Start of Provided information
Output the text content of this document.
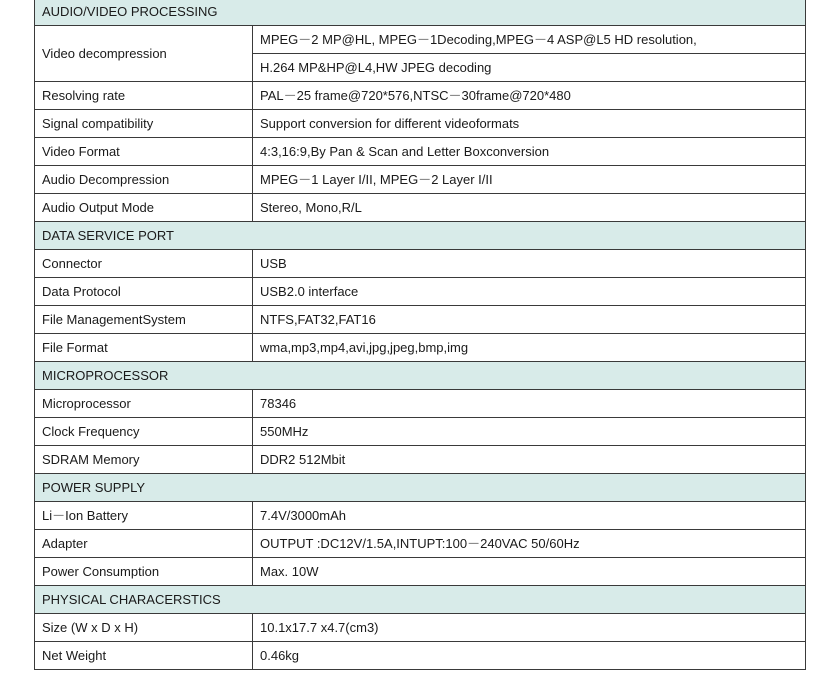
AUDIO/VIDEO PROCESSING	
Video decompression	MPEG－2 MP@HL, MPEG－1Decoding,MPEG－4 ASP@L5 HD resolution,
	H.264 MP&HP@L4,HW JPEG decoding
Resolving rate	PAL－25 frame@720*576,NTSC－30frame@720*480
Signal compatibility	Support conversion for different videoformats
Video Format	4:3,16:9,By Pan & Scan and Letter Boxconversion
Audio Decompression	MPEG－1 Layer I/II, MPEG－2 Layer I/II
Audio Output Mode	Stereo, Mono,R/L
DATA SERVICE PORT	
Connector	USB
Data Protocol	USB2.0 interface
File ManagementSystem	NTFS,FAT32,FAT16
File Format	wma,mp3,mp4,avi,jpg,jpeg,bmp,img
MICROPROCESSOR	
Microprocessor	78346
Clock Frequency	550MHz
SDRAM Memory	DDR2 512Mbit
POWER SUPPLY	
Li－Ion Battery	7.4V/3000mAh
Adapter	OUTPUT :DC12V/1.5A,INTUPT:100－240VAC 50/60Hz
Power Consumption	Max. 10W
PHYSICAL CHARACERSTICS	
Size (W x D x H)	10.1x17.7 x4.7(cm3)
Net Weight	0.46kg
End of Provided information
• Work required
Going through the lines above one by one, tally those with the word "File" and give only the total.

• Exercise answer
2